WHAT YOU NEED TO DO: Please give every one of the items below as a Markdown table with two columns, Row for the row number and Line for the line itself, and leave out any blank lines.

[A run of records]
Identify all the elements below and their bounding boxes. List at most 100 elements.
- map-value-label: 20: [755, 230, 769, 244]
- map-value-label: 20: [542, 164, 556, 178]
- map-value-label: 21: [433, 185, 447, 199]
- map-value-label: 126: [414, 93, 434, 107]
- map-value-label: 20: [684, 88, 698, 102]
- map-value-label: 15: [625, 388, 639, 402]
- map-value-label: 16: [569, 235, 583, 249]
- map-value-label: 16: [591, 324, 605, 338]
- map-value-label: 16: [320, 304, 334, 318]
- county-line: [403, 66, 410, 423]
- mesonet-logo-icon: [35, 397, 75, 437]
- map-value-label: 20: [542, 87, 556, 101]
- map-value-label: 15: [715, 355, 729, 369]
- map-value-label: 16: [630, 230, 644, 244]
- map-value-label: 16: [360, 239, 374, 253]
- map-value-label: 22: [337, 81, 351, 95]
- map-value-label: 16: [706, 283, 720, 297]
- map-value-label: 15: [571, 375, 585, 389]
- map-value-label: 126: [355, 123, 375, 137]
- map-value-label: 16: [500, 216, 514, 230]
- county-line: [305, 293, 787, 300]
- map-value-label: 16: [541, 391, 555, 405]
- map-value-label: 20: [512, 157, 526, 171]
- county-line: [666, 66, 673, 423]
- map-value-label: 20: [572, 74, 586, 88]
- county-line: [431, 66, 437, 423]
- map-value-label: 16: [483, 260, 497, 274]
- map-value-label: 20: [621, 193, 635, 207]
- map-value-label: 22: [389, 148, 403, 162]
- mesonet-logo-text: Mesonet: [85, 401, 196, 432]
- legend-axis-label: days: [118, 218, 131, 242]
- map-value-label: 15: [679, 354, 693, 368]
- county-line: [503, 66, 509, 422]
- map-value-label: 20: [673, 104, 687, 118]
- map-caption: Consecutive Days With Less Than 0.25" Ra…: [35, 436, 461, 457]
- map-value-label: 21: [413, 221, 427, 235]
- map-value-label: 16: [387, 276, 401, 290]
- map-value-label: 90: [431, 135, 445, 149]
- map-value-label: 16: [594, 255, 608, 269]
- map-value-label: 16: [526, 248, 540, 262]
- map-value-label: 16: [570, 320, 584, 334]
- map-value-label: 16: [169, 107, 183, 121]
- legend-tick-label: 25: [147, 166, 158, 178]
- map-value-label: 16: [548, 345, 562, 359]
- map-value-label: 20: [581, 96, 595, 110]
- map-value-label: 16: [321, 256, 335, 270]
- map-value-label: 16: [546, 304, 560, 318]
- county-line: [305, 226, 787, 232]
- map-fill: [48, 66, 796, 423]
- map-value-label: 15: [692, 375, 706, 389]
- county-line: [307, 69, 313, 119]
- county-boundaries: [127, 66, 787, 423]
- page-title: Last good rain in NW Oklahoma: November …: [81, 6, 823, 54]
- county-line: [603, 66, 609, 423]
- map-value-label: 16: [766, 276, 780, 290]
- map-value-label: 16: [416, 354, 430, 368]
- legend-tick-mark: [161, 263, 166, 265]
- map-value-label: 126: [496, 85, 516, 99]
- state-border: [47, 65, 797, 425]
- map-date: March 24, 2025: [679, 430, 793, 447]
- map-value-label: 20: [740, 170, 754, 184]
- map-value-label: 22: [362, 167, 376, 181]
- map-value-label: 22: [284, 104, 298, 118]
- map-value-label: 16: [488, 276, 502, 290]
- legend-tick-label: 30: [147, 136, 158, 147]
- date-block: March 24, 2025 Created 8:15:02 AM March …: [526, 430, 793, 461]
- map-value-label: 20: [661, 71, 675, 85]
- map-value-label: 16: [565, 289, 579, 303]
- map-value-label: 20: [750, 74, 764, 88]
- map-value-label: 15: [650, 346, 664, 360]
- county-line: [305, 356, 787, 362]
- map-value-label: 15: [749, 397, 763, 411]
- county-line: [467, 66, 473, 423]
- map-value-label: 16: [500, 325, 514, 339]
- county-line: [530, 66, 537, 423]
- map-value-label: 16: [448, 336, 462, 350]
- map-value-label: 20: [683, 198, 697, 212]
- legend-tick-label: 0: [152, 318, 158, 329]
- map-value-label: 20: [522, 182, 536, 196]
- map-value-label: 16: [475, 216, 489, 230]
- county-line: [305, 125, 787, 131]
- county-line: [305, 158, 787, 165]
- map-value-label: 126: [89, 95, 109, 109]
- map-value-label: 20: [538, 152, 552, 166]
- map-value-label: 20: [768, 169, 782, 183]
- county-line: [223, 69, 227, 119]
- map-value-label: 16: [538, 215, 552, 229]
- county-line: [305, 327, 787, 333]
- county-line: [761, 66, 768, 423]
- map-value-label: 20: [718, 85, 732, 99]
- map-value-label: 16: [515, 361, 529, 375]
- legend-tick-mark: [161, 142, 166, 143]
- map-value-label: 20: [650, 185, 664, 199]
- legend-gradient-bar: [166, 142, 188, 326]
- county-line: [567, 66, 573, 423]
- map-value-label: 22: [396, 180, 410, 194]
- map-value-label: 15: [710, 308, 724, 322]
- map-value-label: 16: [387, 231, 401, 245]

OUTPUT BELOW:
| Row | Line |
|---|---|
| 1 | Identify all the elements below and their bounding boxes. List at most 100 elements. |
| 2 | - map-value-label: 20: [755, 230, 769, 244] |
| 3 | - map-value-label: 20: [542, 164, 556, 178] |
| 4 | - map-value-label: 21: [433, 185, 447, 199] |
| 5 | - map-value-label: 126: [414, 93, 434, 107] |
| 6 | - map-value-label: 20: [684, 88, 698, 102] |
| 7 | - map-value-label: 15: [625, 388, 639, 402] |
| 8 | - map-value-label: 16: [569, 235, 583, 249] |
| 9 | - map-value-label: 16: [591, 324, 605, 338] |
| 10 | - map-value-label: 16: [320, 304, 334, 318] |
| 11 | - county-line: [403, 66, 410, 423] |
| 12 | - mesonet-logo-icon: [35, 397, 75, 437] |
| 13 | - map-value-label: 20: [542, 87, 556, 101] |
| 14 | - map-value-label: 15: [715, 355, 729, 369] |
| 15 | - map-value-label: 16: [630, 230, 644, 244] |
| 16 | - map-value-label: 16: [360, 239, 374, 253] |
| 17 | - map-value-label: 22: [337, 81, 351, 95] |
| 18 | - map-value-label: 16: [706, 283, 720, 297] |
| 19 | - map-value-label: 15: [571, 375, 585, 389] |
| 20 | - map-value-label: 126: [355, 123, 375, 137] |
| 21 | - map-value-label: 16: [500, 216, 514, 230] |
| 22 | - county-line: [305, 293, 787, 300] |
| 23 | - map-value-label: 16: [541, 391, 555, 405] |
| 24 | - map-value-label: 20: [512, 157, 526, 171] |
| 25 | - county-line: [666, 66, 673, 423] |
| 26 | - map-value-label: 20: [572, 74, 586, 88] |
| 27 | - county-line: [431, 66, 437, 423] |
| 28 | - map-value-label: 16: [483, 260, 497, 274] |
| 29 | - map-value-label: 20: [621, 193, 635, 207] |
| 30 | - map-value-label: 22: [389, 148, 403, 162] |
| 31 | - mesonet-logo-text: Mesonet: [85, 401, 196, 432] |
| 32 | - legend-axis-label: days: [118, 218, 131, 242] |
| 33 | - map-value-label: 15: [679, 354, 693, 368] |
| 34 | - county-line: [503, 66, 509, 422] |
| 35 | - map-value-label: 20: [673, 104, 687, 118] |
| 36 | - map-caption: Consecutive Days With Less Than 0.25" Ra…: [35, 436, 461, 457] |
| 37 | - map-value-label: 21: [413, 221, 427, 235] |
| 38 | - map-value-label: 16: [387, 276, 401, 290] |
| 39 | - map-value-label: 90: [431, 135, 445, 149] |
| 40 | - map-value-label: 16: [594, 255, 608, 269] |
| 41 | - map-value-label: 16: [526, 248, 540, 262] |
| 42 | - map-value-label: 16: [570, 320, 584, 334] |
| 43 | - map-value-label: 16: [169, 107, 183, 121] |
| 44 | - legend-tick-label: 25: [147, 166, 158, 178] |
| 45 | - map-value-label: 16: [548, 345, 562, 359] |
| 46 | - map-value-label: 20: [581, 96, 595, 110] |
| 47 | - map-value-label: 16: [321, 256, 335, 270] |
| 48 | - map-value-label: 16: [546, 304, 560, 318] |
| 49 | - county-line: [305, 226, 787, 232] |
| 50 | - map-fill: [48, 66, 796, 423] |
| 51 | - map-value-label: 15: [692, 375, 706, 389] |
| 52 | - county-line: [307, 69, 313, 119] |
| 53 | - county-boundaries: [127, 66, 787, 423] |
| 54 | - page-title: Last good rain in NW Oklahoma: November …: [81, 6, 823, 54] |
| 55 | - county-line: [603, 66, 609, 423] |
| 56 | - map-value-label: 16: [766, 276, 780, 290] |
| 57 | - map-value-label: 16: [416, 354, 430, 368] |
| 58 | - legend-tick-mark: [161, 263, 166, 265] |
| 59 | - map-value-label: 126: [496, 85, 516, 99] |
| 60 | - state-border: [47, 65, 797, 425] |
| 61 | - map-date: March 24, 2025: [679, 430, 793, 447] |
| 62 | - map-value-label: 20: [740, 170, 754, 184] |
| 63 | - map-value-label: 22: [362, 167, 376, 181] |
| 64 | - map-value-label: 22: [284, 104, 298, 118] |
| 65 | - map-value-label: 16: [488, 276, 502, 290] |
| 66 | - legend-tick-label: 30: [147, 136, 158, 147] |
| 67 | - date-block: March 24, 2025 Created 8:15:02 AM March …: [526, 430, 793, 461] |
| 68 | - map-value-label: 20: [661, 71, 675, 85] |
| 69 | - map-value-label: 16: [565, 289, 579, 303] |
| 70 | - map-value-label: 20: [750, 74, 764, 88] |
| 71 | - map-value-label: 15: [650, 346, 664, 360] |
| 72 | - county-line: [305, 356, 787, 362] |
| 73 | - map-value-label: 15: [749, 397, 763, 411] |
| 74 | - county-line: [467, 66, 473, 423] |
| 75 | - map-value-label: 16: [500, 325, 514, 339] |
| 76 | - county-line: [530, 66, 537, 423] |
| 77 | - map-value-label: 16: [448, 336, 462, 350] |
| 78 | - map-value-label: 20: [683, 198, 697, 212] |
| 79 | - legend-tick-label: 0: [152, 318, 158, 329] |
| 80 | - map-value-label: 20: [522, 182, 536, 196] |
| 81 | - map-value-label: 16: [475, 216, 489, 230] |
| 82 | - county-line: [305, 125, 787, 131] |
| 83 | - county-line: [305, 158, 787, 165] |
| 84 | - map-value-label: 126: [89, 95, 109, 109] |
| 85 | - map-value-label: 20: [538, 152, 552, 166] |
| 86 | - map-value-label: 20: [768, 169, 782, 183] |
| 87 | - county-line: [223, 69, 227, 119] |
| 88 | - map-value-label: 16: [538, 215, 552, 229] |
| 89 | - county-line: [305, 327, 787, 333] |
| 90 | - county-line: [761, 66, 768, 423] |
| 91 | - map-value-label: 20: [718, 85, 732, 99] |
| 92 | - map-value-label: 16: [515, 361, 529, 375] |
| 93 | - legend-tick-mark: [161, 142, 166, 143] |
| 94 | - map-value-label: 20: [650, 185, 664, 199] |
| 95 | - legend-gradient-bar: [166, 142, 188, 326] |
| 96 | - county-line: [567, 66, 573, 423] |
| 97 | - map-value-label: 22: [396, 180, 410, 194] |
| 98 | - map-value-label: 15: [710, 308, 724, 322] |
| 99 | - map-value-label: 16: [387, 231, 401, 245] |